To do:
Which of the lines in the records below hold the string "causes"? Copy every one of them.

(Beginning of Data for review)

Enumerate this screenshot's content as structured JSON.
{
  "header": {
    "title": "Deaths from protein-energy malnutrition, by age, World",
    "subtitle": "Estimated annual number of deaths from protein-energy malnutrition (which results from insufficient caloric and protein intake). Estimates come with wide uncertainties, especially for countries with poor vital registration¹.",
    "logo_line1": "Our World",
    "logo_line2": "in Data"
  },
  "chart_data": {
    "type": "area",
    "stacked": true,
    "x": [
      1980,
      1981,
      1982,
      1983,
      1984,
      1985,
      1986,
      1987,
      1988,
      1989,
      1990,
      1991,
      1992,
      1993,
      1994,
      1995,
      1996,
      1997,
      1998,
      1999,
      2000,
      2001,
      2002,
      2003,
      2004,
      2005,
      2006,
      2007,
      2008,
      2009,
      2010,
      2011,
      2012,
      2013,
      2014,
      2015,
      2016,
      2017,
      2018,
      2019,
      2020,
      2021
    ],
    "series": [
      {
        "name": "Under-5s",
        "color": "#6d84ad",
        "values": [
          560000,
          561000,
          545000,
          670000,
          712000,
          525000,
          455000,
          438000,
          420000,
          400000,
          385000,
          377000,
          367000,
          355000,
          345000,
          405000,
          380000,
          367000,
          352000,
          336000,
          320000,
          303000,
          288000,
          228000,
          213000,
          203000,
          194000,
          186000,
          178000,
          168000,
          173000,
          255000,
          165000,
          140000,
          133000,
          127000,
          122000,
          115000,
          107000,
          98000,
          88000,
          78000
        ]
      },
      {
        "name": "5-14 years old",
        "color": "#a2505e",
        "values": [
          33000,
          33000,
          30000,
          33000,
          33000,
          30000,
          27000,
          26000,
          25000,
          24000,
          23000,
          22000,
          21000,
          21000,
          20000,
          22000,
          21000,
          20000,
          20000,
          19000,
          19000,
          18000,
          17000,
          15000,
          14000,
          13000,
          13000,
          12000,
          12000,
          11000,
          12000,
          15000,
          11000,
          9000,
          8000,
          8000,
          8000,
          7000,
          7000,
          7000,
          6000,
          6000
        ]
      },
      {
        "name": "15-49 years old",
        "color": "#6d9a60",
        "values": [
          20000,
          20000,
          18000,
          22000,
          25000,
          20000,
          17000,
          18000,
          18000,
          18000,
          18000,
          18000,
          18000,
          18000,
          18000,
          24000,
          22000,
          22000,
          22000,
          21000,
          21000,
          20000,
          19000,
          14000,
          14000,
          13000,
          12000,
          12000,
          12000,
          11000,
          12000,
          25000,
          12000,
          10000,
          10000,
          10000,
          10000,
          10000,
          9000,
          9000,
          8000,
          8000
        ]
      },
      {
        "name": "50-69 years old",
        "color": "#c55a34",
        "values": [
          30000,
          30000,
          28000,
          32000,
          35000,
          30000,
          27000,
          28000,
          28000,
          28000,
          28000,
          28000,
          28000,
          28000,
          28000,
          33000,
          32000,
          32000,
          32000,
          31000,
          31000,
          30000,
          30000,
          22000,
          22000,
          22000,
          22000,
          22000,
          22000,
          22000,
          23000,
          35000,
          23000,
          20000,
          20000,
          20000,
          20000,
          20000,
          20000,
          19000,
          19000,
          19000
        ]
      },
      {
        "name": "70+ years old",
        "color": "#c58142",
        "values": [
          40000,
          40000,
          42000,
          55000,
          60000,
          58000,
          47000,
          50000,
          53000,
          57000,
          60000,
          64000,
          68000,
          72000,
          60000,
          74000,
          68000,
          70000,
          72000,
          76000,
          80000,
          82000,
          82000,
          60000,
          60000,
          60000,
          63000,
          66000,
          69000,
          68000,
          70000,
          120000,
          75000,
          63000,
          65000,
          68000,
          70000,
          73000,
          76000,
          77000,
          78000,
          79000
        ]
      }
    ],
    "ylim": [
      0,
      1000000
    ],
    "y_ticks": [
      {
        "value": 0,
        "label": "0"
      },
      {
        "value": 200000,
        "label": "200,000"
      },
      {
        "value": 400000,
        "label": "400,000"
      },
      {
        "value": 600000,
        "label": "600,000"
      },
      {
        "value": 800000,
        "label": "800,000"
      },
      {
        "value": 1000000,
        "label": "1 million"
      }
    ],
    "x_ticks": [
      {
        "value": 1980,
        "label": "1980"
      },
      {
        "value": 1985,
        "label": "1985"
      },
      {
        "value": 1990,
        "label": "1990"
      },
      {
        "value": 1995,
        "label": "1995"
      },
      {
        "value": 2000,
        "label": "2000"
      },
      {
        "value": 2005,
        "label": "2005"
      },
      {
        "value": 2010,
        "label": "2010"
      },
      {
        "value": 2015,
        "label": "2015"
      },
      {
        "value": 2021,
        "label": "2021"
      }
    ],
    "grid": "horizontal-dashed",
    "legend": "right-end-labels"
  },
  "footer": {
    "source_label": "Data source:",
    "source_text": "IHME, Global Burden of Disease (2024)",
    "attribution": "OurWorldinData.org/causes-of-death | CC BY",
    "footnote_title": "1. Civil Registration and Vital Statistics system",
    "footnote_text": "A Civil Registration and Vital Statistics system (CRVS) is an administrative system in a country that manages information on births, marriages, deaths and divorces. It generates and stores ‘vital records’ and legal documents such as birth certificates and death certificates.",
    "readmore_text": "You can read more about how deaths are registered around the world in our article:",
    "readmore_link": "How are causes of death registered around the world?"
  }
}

(End of Data for review)

Task response:
    "attribution": "OurWorldinData.org/causes-of-death | CC BY",
    "readmore_link": "How are causes of death registered around the world?"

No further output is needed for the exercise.